DATA ROWS:
'''

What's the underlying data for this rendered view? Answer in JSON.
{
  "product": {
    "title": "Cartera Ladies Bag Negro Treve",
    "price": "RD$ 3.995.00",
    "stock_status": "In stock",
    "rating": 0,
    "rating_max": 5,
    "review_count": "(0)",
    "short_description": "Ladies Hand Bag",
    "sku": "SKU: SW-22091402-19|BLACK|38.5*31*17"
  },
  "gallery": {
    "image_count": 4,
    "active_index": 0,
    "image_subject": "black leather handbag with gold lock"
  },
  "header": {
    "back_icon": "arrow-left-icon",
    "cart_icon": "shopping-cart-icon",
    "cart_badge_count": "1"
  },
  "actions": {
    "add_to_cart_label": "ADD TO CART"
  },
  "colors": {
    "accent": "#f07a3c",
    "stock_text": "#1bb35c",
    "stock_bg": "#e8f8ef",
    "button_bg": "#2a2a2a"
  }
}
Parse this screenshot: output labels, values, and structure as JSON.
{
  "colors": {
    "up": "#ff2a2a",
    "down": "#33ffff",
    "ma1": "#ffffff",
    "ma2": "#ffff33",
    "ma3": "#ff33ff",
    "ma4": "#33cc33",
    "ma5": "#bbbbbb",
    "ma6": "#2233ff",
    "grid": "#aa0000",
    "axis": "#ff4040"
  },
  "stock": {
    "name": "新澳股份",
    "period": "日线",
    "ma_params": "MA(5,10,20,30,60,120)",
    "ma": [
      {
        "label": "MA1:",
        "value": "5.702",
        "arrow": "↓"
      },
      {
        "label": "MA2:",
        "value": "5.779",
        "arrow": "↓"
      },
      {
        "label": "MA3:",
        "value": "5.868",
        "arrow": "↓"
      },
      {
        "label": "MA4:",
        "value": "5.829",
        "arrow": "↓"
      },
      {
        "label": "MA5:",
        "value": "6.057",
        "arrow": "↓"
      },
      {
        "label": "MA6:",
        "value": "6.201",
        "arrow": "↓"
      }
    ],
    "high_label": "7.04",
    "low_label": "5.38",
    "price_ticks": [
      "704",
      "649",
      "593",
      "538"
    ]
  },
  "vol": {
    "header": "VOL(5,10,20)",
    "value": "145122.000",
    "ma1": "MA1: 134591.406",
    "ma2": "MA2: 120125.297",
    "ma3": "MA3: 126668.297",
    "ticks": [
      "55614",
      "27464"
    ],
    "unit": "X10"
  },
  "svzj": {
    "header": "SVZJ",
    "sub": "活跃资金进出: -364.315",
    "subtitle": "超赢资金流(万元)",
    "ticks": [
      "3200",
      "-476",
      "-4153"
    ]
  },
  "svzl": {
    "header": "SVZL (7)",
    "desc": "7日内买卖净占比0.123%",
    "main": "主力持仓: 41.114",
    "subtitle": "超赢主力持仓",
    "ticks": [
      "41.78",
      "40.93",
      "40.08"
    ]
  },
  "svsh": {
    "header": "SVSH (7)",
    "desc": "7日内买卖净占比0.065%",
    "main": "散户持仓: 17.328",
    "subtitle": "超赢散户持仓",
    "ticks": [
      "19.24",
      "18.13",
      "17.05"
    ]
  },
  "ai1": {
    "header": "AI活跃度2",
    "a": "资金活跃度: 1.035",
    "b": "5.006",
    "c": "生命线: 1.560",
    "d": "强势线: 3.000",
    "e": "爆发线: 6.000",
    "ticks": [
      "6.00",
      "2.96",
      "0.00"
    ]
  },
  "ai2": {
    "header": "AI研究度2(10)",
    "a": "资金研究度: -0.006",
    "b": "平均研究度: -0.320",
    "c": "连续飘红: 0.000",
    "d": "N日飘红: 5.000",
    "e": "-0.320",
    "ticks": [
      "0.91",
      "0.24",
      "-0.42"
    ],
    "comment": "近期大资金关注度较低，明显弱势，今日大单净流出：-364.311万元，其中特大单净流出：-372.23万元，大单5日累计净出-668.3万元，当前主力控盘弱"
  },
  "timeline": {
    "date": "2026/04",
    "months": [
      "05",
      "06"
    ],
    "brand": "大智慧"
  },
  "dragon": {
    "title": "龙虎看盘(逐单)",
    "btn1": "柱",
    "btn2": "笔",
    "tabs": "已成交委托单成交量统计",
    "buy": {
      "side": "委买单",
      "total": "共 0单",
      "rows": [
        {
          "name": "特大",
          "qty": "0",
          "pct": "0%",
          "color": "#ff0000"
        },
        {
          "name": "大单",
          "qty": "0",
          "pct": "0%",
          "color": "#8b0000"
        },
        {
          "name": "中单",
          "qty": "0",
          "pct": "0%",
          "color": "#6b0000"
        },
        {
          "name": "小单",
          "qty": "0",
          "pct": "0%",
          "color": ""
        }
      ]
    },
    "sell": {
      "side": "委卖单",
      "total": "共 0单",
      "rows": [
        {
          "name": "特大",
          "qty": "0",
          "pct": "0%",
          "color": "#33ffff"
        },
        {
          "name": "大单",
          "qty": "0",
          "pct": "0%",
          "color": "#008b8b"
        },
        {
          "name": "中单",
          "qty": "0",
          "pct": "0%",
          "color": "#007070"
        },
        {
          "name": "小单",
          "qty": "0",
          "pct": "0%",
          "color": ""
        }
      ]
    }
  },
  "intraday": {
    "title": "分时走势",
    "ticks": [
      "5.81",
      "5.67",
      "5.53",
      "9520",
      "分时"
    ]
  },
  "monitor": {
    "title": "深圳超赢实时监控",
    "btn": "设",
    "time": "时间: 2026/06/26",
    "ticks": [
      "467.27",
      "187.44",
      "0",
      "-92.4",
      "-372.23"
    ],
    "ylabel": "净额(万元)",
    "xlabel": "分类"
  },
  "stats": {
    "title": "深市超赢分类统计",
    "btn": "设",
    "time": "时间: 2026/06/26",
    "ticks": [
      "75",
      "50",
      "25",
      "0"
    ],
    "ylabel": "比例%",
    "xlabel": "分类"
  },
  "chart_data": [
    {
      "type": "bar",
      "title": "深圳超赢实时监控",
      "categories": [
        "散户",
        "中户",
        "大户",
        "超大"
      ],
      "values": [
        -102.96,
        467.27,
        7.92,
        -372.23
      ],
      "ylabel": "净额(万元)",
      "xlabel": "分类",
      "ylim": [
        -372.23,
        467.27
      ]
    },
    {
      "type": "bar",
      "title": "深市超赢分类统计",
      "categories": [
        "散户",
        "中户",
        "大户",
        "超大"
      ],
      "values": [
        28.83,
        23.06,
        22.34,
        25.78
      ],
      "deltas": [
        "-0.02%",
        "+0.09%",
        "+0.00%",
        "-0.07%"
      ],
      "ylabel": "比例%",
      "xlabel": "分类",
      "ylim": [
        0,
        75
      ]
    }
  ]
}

'''

WRITTEN PROBLEM:
Return every line of the preceding records in which the word "subtitle" appears.

THE RESULT:
    "subtitle": "超赢资金流(万元)",
    "subtitle": "超赢主力持仓",
    "subtitle": "超赢散户持仓",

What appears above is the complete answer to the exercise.